◆ EXTRAIT ◆
Un an après son investiture, le président américain a honoré ses promesses de lutte contre l’immigration illégale et de durcissement de la politique migratoire. Cependant, il s’agit de promesses "partiellement tenues".

La construction d’un mur au long des frontières avec le Mexique, dont le coût s’élève à 20 milliards de dollars, n’a toujours pas commencé et Mexico ne semble pas enclin d’en assurer le financement. Même les nombreuses versions du décret présidentiel anti-immigration, qui interdit aux ressortissants de plusieurs pays à majorité musulmane l'accès au pays, ont été bloquées par la justice.

Mais aux yeux de ses partisans, le président Trump est resté quand même fidèle à son credo "l'Amérique d'abord", en confirmant le retrait des Etats-Unis de l’Accord de Paris sur le climat et de l’Accord de partenariat transpacifique (TPP), et en proposant la réforme fiscale, toujours en phase de validation.

S'agissant de la politique étrangère, le chef de la Maison Blanche, élu sur un programme isolationniste, a opéré des virages à 180 degrés notamment sur le dossier syrien, le conflit en Afghanistan, l’avenir de l’OTAN ou même les relations avec la Russie.

Pour Jon Bernstein, un consultant politique basé à Washington, il s’agit bien d’un signe d'une normalisation de sa diplomatie, loin des prises de positions fracassantes de sa campagne en faveur d’une "une grande continuité" avec celle de l’ère Obama.

"Malgré le fait que les grandes lignes de la politique étrangère de l’administration Trump ressemblent beaucoup à celles de Barack Obama, l’approche du nouveau président en la matière a semé l'incertitude", estime, pour sa part, Mylven Leffler dans un article publié par +Foreign Policy+, pointant du doigt la montée des tensions avec la Corée du Nord et le retrait des Etats-Unis de l’Accord de Paris sur le Climat.

Cette incertitude semble avoir plombé l’image des Etats-Unis dans le monde, selon une enquête du Pew Research Center, qui fait ressortir que les trois quarts des personnes interrogées dans 37 pays ne font pas confiance au président américain pour prendre les bonnes décisions sur la scène mondiale, par rapport à 64 pc pour son prédécesseur.

Un an après les élections, la polarisation politique bat encore son plein et l’écart entre démocrates et républicains ne cesse de se creuser au moment où leurs partis se trouvent "en faillite moralement et intellectuellement", selon Michael Gerson, un journaliste du +Washington Post+.

Le parti démocrate, qui souffre d’une crise profonde de leadership après le départ de Barack Obama et la défaite de sa candidate aux présidentielles de 2016 Hillary Clinton, jouit dorénavant de 37 pc seulement d'opinions favorables, selon un sondage de +CNN+.

◆ DONNÉES ENREGISTRÉES ◆
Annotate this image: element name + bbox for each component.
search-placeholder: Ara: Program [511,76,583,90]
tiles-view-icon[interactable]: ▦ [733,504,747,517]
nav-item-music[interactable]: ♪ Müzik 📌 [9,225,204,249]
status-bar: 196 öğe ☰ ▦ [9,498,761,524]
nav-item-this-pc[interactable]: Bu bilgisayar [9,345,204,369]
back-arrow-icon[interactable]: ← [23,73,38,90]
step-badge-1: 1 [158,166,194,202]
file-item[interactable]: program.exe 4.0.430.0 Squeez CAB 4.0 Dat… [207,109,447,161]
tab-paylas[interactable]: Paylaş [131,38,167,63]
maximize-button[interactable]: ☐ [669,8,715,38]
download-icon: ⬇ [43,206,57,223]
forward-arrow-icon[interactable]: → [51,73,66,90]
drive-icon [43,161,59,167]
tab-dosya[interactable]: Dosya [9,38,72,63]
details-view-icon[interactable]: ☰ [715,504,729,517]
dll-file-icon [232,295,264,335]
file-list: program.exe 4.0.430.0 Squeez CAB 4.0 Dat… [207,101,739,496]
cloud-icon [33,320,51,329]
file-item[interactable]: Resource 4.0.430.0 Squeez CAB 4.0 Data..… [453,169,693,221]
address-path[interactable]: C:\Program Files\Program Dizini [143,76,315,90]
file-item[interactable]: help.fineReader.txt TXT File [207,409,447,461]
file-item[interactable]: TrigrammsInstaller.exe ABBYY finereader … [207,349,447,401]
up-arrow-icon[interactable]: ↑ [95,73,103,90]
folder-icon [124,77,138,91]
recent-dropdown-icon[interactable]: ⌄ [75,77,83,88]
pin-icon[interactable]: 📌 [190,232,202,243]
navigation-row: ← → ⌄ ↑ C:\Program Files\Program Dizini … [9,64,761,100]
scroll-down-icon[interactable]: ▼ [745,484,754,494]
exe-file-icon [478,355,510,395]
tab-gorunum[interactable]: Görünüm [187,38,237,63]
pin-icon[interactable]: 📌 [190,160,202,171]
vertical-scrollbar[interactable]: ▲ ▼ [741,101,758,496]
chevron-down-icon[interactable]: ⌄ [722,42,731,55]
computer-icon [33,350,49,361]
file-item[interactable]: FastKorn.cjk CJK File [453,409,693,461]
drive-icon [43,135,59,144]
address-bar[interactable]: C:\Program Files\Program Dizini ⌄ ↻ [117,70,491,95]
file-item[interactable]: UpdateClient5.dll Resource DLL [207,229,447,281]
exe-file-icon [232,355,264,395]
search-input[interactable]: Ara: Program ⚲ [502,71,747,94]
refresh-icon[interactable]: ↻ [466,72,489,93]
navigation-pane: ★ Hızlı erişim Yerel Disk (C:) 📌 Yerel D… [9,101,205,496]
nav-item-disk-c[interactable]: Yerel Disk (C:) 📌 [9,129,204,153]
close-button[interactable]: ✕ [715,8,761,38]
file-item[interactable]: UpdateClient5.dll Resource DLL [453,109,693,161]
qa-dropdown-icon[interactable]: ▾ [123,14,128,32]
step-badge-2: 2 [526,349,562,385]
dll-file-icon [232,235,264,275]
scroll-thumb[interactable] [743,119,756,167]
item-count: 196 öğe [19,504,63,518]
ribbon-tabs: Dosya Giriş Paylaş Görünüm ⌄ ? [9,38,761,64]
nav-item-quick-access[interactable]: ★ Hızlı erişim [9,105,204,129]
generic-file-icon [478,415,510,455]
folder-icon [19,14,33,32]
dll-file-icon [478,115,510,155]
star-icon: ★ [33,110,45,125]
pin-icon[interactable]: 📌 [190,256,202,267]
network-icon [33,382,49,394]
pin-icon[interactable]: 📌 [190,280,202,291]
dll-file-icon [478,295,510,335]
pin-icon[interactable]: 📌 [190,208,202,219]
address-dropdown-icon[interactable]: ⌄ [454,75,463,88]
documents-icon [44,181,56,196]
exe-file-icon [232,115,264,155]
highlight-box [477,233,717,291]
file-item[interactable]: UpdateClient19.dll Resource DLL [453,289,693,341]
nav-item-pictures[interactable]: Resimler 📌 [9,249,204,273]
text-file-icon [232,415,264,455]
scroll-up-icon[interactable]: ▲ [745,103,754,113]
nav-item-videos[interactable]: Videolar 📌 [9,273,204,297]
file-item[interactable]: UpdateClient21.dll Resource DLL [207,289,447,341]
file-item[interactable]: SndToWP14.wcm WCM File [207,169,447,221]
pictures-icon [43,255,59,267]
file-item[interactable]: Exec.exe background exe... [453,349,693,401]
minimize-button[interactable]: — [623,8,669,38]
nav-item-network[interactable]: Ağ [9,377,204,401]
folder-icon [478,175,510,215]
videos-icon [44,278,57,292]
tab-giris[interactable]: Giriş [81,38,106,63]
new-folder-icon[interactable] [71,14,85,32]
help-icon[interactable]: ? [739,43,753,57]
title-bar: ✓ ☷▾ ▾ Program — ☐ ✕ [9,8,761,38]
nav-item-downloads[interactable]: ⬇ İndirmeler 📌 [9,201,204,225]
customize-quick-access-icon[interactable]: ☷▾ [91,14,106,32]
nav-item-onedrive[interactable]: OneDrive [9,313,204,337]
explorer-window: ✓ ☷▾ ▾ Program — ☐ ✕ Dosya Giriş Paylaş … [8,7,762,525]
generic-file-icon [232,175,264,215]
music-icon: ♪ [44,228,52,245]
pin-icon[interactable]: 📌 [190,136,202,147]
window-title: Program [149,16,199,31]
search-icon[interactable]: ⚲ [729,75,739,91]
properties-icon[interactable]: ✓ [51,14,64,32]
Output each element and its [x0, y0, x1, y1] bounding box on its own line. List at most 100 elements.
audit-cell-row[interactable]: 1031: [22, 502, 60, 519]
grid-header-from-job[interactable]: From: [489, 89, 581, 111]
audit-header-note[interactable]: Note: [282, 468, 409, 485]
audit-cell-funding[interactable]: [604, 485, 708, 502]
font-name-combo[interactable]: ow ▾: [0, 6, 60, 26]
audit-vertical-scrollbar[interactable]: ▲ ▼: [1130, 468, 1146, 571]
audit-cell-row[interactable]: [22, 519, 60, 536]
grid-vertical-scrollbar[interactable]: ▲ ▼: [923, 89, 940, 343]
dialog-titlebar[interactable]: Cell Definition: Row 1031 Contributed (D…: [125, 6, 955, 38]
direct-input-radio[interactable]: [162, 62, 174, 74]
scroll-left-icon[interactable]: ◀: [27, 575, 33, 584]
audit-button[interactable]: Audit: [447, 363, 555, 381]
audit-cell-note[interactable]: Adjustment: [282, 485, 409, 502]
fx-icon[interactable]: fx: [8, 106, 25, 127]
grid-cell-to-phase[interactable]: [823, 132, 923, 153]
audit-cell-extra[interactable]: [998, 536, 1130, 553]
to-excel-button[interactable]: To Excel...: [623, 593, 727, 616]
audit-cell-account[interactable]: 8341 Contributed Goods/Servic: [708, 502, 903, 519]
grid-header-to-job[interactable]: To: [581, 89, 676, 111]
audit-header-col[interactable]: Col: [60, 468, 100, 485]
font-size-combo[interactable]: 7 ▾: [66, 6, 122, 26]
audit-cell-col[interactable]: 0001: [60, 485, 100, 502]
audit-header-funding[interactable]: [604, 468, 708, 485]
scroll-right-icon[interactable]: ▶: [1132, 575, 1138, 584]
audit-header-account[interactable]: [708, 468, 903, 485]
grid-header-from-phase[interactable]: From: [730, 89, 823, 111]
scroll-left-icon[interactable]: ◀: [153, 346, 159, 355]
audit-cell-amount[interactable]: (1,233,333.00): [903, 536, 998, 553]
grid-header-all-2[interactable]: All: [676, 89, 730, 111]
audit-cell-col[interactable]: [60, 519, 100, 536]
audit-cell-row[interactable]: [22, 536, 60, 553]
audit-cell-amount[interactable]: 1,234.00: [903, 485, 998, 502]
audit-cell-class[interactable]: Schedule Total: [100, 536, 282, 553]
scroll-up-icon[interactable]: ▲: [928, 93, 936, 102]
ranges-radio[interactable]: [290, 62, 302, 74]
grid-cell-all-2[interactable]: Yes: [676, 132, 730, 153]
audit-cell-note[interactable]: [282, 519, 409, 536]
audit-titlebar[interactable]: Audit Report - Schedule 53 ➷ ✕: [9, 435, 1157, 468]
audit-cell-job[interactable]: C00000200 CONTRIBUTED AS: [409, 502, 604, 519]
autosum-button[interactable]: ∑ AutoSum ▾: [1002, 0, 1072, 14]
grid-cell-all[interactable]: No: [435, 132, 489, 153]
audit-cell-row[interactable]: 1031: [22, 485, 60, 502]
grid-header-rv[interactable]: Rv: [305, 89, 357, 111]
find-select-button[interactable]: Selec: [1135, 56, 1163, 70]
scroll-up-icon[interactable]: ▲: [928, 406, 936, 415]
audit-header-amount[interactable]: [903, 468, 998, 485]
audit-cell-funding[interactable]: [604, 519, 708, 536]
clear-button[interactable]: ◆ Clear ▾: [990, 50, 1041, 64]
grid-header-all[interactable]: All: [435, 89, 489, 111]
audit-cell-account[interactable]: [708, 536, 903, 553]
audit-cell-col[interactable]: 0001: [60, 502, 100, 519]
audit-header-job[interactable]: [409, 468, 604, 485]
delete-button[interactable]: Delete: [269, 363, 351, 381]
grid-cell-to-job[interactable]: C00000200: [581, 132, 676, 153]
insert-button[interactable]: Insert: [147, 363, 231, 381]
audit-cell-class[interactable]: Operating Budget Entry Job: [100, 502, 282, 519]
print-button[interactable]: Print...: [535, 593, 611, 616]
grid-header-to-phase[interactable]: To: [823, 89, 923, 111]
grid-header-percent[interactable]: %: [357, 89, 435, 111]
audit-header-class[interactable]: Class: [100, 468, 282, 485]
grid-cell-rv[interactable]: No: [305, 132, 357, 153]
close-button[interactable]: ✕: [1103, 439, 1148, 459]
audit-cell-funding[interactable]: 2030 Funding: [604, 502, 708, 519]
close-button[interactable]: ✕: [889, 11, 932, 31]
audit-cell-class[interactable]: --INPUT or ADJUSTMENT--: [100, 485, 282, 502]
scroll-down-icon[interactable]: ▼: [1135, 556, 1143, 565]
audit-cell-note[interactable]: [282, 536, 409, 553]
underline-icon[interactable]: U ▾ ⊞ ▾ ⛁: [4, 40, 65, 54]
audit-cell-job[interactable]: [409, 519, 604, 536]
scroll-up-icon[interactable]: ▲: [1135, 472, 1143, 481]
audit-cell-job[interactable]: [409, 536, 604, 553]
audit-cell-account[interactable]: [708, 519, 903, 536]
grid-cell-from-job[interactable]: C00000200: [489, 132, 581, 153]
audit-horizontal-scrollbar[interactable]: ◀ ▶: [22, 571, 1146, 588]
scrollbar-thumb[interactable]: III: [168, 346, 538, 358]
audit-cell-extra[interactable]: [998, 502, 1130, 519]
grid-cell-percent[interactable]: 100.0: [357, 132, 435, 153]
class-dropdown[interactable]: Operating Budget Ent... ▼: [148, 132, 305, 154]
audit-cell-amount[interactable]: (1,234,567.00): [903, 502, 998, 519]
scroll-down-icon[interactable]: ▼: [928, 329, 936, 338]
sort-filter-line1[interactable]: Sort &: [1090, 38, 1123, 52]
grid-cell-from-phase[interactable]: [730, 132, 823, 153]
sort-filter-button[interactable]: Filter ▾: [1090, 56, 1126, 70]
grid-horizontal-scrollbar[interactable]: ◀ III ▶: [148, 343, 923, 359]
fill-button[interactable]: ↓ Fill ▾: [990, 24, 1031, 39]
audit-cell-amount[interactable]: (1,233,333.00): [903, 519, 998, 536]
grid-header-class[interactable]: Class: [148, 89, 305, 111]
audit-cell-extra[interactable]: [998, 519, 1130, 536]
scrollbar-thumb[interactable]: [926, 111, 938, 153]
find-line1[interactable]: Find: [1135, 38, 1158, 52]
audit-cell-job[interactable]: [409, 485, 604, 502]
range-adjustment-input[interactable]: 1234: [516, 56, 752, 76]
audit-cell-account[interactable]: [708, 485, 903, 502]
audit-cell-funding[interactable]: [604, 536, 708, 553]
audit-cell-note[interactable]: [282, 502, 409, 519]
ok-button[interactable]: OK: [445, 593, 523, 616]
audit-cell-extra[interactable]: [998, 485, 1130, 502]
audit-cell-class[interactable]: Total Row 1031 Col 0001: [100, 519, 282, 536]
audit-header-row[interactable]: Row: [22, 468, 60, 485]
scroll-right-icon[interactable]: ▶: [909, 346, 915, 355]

◆ TÂCHE ◆
Recopiez à l'identique le passage de l'extrait sur la première année de Trump, de « Un an après son » à « par la justice. ».

◆ RÉPONSE COMPLÈTE ◆
Un an après son investiture, le président américain a honoré ses promesses de lutte contre l’immigration illégale et de durcissement de la politique migratoire. Cependant, il s’agit de promesses "partiellement tenues".

La construction d’un mur au long des frontières avec le Mexique, dont le coût s’élève à 20 milliards de dollars, n’a toujours pas commencé et Mexico ne semble pas enclin d’en assurer le financement. Même les nombreuses versions du décret présidentiel anti-immigration, qui interdit aux ressortissants de plusieurs pays à majorité musulmane l'accès au pays, ont été bloquées par la justice.